◆ TASK PROMPT ◆
Look through the listing for the word "Provost". Copy each line that has it.

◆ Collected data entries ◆
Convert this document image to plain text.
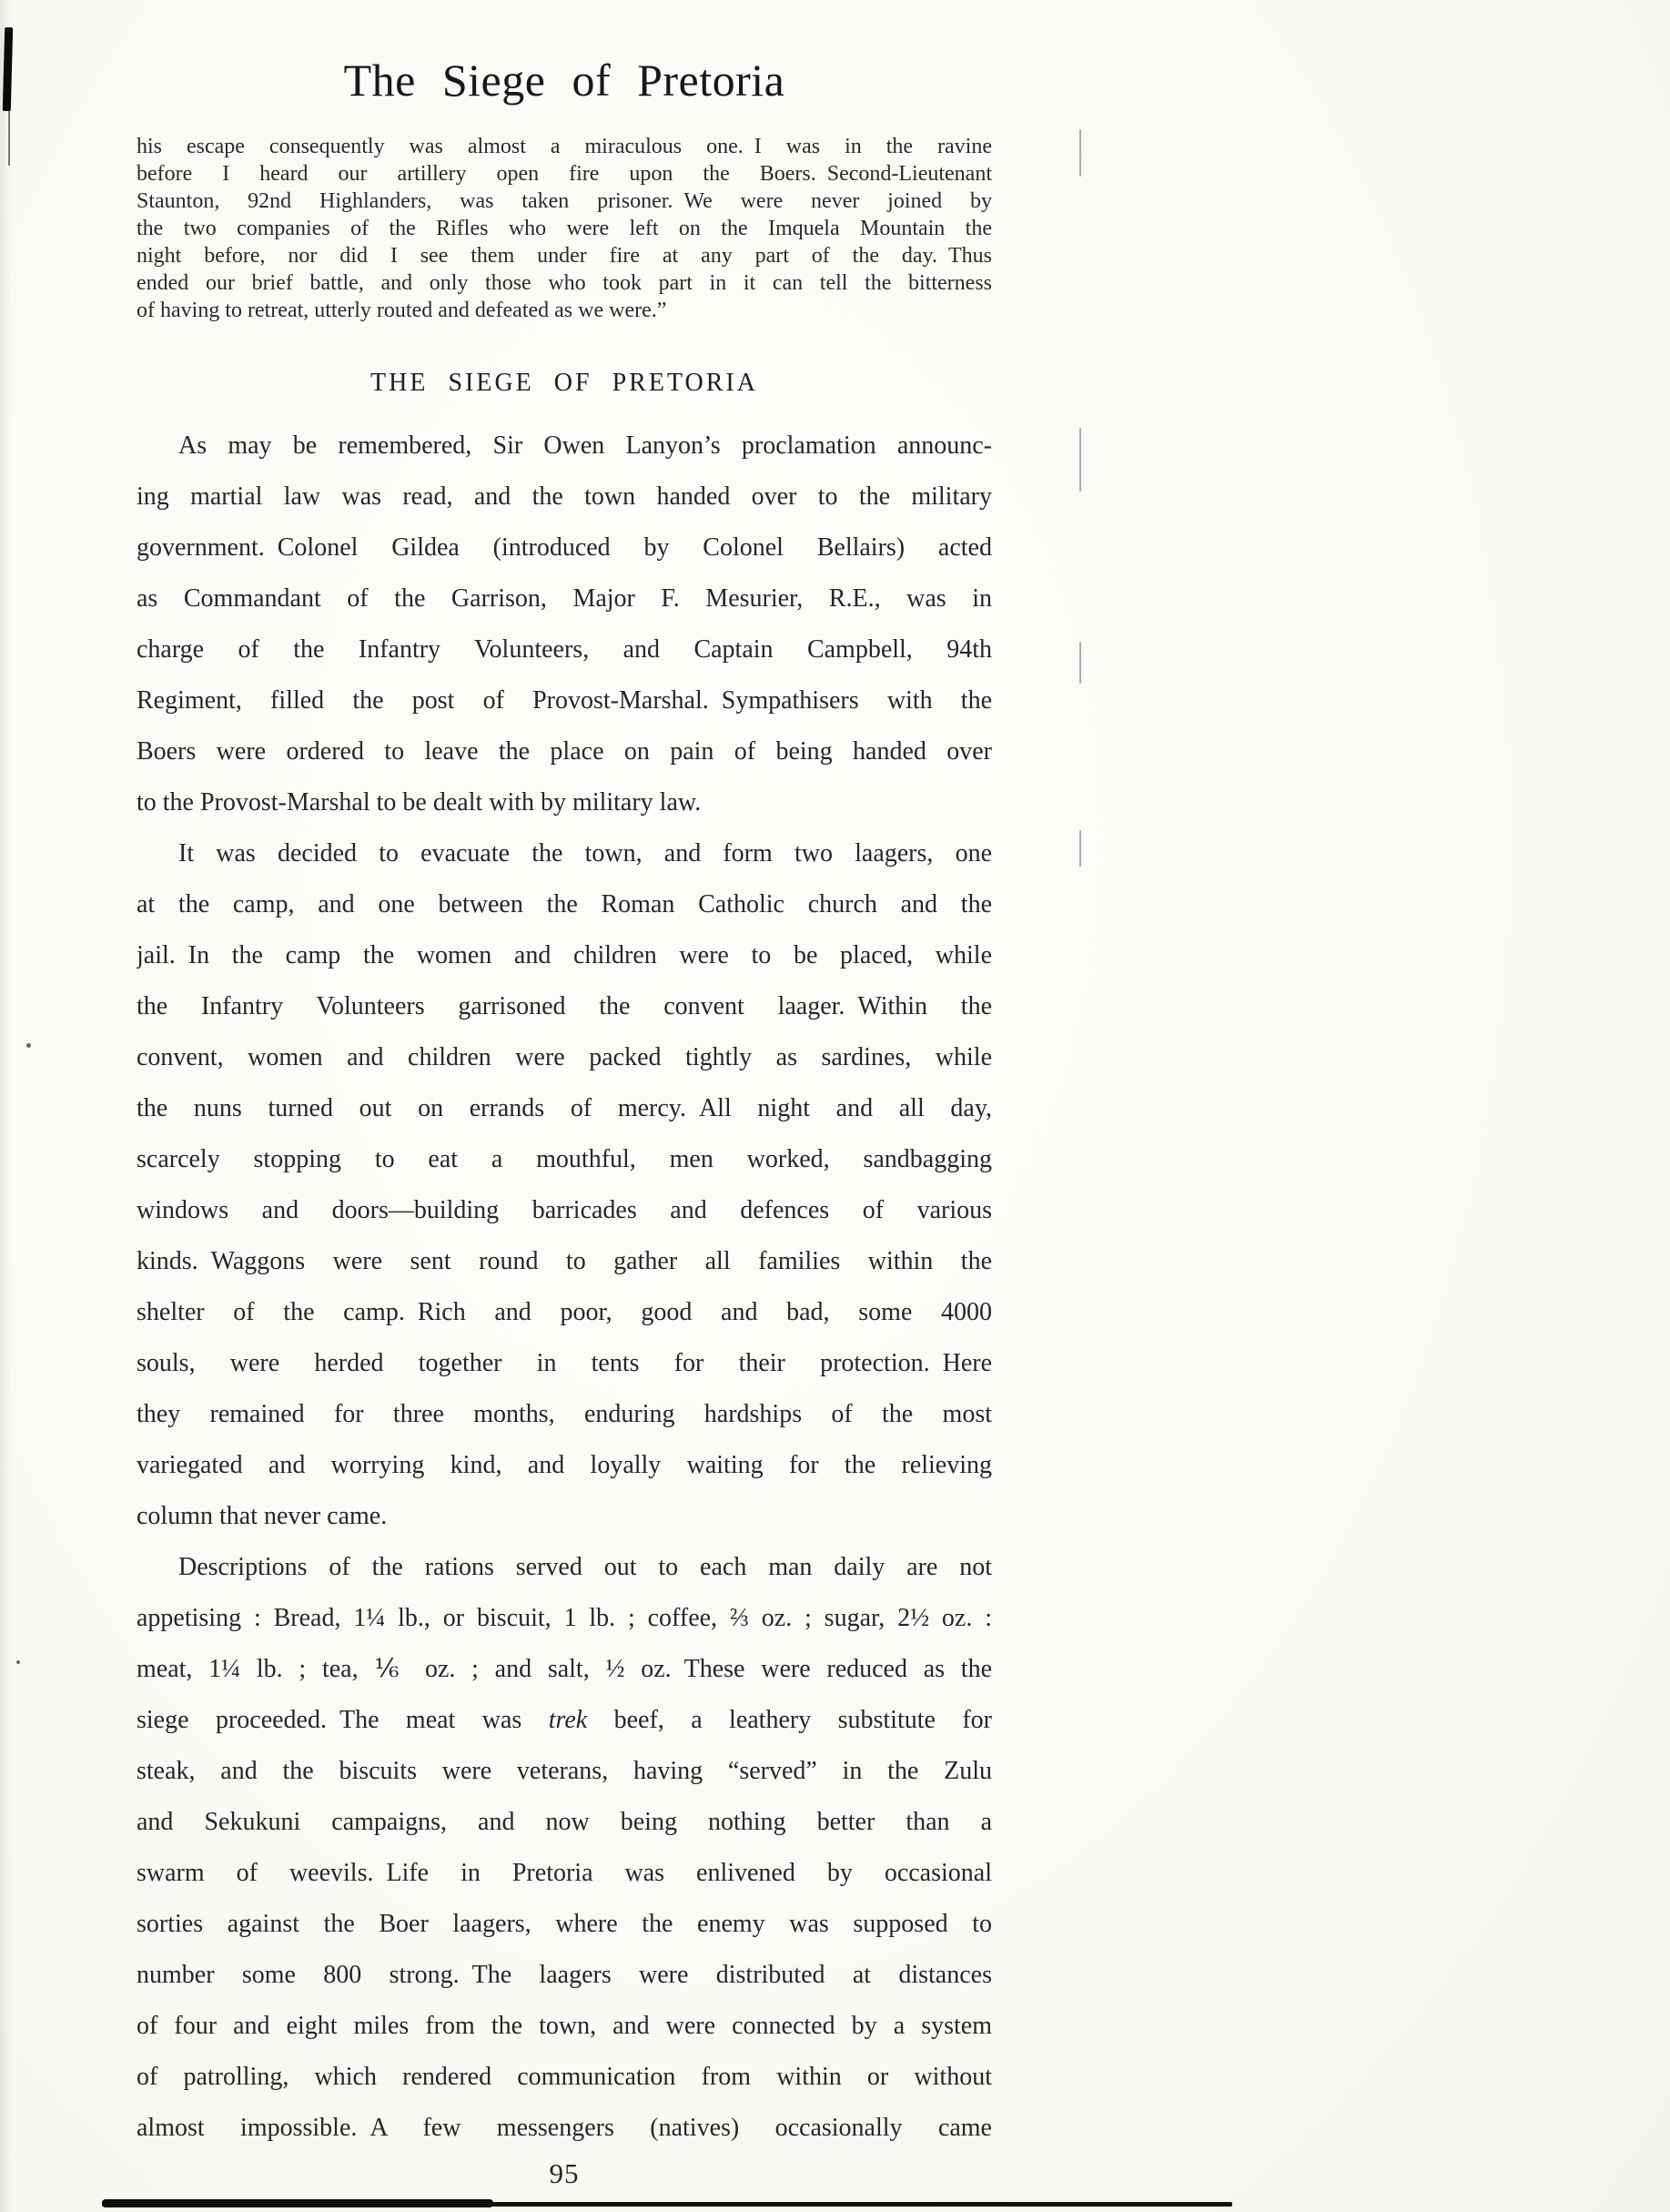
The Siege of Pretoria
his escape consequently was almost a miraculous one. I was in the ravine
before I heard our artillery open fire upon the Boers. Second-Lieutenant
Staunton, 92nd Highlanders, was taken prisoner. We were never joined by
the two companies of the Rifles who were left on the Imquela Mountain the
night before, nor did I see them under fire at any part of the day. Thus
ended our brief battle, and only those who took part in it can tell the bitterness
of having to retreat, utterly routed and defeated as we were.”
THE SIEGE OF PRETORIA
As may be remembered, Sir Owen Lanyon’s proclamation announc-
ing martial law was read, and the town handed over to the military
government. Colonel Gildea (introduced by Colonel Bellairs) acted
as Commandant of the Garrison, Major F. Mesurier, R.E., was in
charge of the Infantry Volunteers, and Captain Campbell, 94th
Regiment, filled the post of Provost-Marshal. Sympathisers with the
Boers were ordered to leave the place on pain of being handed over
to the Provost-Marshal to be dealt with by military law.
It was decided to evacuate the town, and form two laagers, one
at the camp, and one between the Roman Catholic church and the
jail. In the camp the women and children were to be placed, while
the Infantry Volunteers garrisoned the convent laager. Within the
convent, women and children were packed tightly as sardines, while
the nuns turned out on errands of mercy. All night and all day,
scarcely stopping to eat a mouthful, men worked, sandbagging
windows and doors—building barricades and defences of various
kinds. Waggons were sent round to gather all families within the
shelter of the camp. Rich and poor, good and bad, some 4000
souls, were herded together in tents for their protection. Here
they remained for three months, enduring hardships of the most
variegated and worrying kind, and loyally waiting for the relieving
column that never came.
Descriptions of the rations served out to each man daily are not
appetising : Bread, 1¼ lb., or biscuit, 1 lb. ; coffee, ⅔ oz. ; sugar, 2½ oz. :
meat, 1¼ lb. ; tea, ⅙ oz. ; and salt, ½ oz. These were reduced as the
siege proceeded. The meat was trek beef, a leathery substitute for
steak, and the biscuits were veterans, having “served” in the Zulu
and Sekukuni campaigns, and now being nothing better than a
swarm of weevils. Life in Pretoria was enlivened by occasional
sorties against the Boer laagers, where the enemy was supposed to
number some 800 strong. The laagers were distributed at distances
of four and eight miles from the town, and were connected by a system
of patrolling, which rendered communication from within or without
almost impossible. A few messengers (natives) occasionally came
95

◆ ANSWER TO THE TASK ◆
Regiment, filled the post of Provost-Marshal. Sympathisers with the
to the Provost-Marshal to be dealt with by military law.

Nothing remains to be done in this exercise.